Your goal ::
Take the data that sits below and write it out again exactly.

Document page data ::
┌──
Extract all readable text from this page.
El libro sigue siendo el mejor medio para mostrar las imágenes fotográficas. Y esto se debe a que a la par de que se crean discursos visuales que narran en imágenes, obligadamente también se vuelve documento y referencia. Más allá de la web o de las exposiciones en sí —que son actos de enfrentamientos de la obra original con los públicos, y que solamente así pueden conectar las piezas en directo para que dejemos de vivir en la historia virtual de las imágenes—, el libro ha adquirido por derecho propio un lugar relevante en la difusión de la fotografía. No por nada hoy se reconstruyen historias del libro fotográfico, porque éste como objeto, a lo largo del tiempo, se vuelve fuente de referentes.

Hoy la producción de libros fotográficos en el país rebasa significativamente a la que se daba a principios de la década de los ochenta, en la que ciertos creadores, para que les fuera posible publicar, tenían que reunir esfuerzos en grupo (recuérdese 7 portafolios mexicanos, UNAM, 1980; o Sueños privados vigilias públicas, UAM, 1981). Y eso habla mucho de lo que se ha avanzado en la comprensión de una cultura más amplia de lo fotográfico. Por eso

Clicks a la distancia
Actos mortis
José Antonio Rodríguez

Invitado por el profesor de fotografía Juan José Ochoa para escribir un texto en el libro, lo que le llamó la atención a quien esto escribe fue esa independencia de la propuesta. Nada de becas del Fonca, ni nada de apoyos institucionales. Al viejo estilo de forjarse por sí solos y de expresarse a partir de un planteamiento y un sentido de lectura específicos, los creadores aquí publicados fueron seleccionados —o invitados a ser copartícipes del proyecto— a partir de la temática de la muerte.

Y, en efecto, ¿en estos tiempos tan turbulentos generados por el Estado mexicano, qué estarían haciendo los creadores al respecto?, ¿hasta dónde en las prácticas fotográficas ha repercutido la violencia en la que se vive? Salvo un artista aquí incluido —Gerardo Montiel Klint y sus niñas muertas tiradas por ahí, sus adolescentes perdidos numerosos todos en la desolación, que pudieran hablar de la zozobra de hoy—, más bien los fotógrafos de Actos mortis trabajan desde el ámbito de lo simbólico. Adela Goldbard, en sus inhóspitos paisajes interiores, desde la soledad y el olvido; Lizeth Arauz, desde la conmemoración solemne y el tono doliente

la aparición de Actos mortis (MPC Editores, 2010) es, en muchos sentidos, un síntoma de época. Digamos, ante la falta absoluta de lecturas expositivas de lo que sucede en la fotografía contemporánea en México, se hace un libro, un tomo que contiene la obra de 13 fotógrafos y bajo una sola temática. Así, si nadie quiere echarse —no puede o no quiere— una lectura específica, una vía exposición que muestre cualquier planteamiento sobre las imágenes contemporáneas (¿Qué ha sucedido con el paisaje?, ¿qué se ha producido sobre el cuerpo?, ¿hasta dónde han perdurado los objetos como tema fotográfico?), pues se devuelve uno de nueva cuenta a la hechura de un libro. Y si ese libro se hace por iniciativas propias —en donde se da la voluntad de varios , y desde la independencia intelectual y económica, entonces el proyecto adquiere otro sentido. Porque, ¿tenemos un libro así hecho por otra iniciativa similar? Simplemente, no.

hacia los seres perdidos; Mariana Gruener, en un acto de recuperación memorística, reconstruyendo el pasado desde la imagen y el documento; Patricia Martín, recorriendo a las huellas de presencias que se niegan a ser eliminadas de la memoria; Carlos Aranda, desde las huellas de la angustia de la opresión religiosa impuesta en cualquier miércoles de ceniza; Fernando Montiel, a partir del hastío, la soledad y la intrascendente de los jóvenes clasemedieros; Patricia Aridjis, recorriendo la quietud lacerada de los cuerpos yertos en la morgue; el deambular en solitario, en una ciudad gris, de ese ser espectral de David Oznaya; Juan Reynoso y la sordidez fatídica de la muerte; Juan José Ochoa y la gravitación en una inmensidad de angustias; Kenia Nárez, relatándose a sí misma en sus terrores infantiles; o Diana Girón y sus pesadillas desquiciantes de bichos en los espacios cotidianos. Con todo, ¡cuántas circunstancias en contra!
└──
Completed exercise ::
Extract all readable text from this page.
El libro sigue siendo el mejor medio para mostrar las imágenes fotográficas. Y esto se debe a que a la par de que se crean discursos visuales que narran en imágenes, obligadamente también se vuelve documento y referencia. Más allá de la web o de las exposiciones en sí —que son actos de enfrentamientos de la obra original con los públicos, y que solamente así pueden conectar las piezas en directo para que dejemos de vivir en la historia virtual de las imágenes—, el libro ha adquirido por derecho propio un lugar relevante en la difusión de la fotografía. No por nada hoy se reconstruyen historias del libro fotográfico, porque éste como objeto, a lo largo del tiempo, se vuelve fuente de referentes.

Hoy la producción de libros fotográficos en el país rebasa significativamente a la que se daba a principios de la década de los ochenta, en la que ciertos creadores, para que les fuera posible publicar, tenían que reunir esfuerzos en grupo (recuérdese 7 portafolios mexicanos, UNAM, 1980; o Sueños privados vigilias públicas, UAM, 1981). Y eso habla mucho de lo que se ha avanzado en la comprensión de una cultura más amplia de lo fotográfico. Por eso

Clicks a la distancia
Actos mortis
José Antonio Rodríguez

Invitado por el profesor de fotografía Juan José Ochoa para escribir un texto en el libro, lo que le llamó la atención a quien esto escribe fue esa independencia de la propuesta. Nada de becas del Fonca, ni nada de apoyos institucionales. Al viejo estilo de forjarse por sí solos y de expresarse a partir de un planteamiento y un sentido de lectura específicos, los creadores aquí publicados fueron seleccionados —o invitados a ser copartícipes del proyecto— a partir de la temática de la muerte.

Y, en efecto, ¿en estos tiempos tan turbulentos generados por el Estado mexicano, qué estarían haciendo los creadores al respecto?, ¿hasta dónde en las prácticas fotográficas ha repercutido la violencia en la que se vive? Salvo un artista aquí incluido —Gerardo Montiel Klint y sus niñas muertas tiradas por ahí, sus adolescentes perdidos numerosos todos en la desolación, que pudieran hablar de la zozobra de hoy—, más bien los fotógrafos de Actos mortis trabajan desde el ámbito de lo simbólico. Adela Goldbard, en sus inhóspitos paisajes interiores, desde la soledad y el olvido; Lizeth Arauz, desde la conmemoración solemne y el tono doliente

la aparición de Actos mortis (MPC Editores, 2010) es, en muchos sentidos, un síntoma de época. Digamos, ante la falta absoluta de lecturas expositivas de lo que sucede en la fotografía contemporánea en México, se hace un libro, un tomo que contiene la obra de 13 fotógrafos y bajo una sola temática. Así, si nadie quiere echarse —no puede o no quiere— una lectura específica, una vía exposición que muestre cualquier planteamiento sobre las imágenes contemporáneas (¿Qué ha sucedido con el paisaje?, ¿qué se ha producido sobre el cuerpo?, ¿hasta dónde han perdurado los objetos como tema fotográfico?), pues se devuelve uno de nueva cuenta a la hechura de un libro. Y si ese libro se hace por iniciativas propias —en donde se da la voluntad de varios , y desde la independencia intelectual y económica, entonces el proyecto adquiere otro sentido. Porque, ¿tenemos un libro así hecho por otra iniciativa similar? Simplemente, no.

hacia los seres perdidos; Mariana Gruener, en un acto de recuperación memorística, reconstruyendo el pasado desde la imagen y el documento; Patricia Martín, recorriendo a las huellas de presencias que se niegan a ser eliminadas de la memoria; Carlos Aranda, desde las huellas de la angustia de la opresión religiosa impuesta en cualquier miércoles de ceniza; Fernando Montiel, a partir del hastío, la soledad y la intrascendente de los jóvenes clasemedieros; Patricia Aridjis, recorriendo la quietud lacerada de los cuerpos yertos en la morgue; el deambular en solitario, en una ciudad gris, de ese ser espectral de David Oznaya; Juan Reynoso y la sordidez fatídica de la muerte; Juan José Ochoa y la gravitación en una inmensidad de angustias; Kenia Nárez, relatándose a sí misma en sus terrores infantiles; o Diana Girón y sus pesadillas desquiciantes de bichos en los espacios cotidianos. Con todo, ¡cuántas circunstancias en contra!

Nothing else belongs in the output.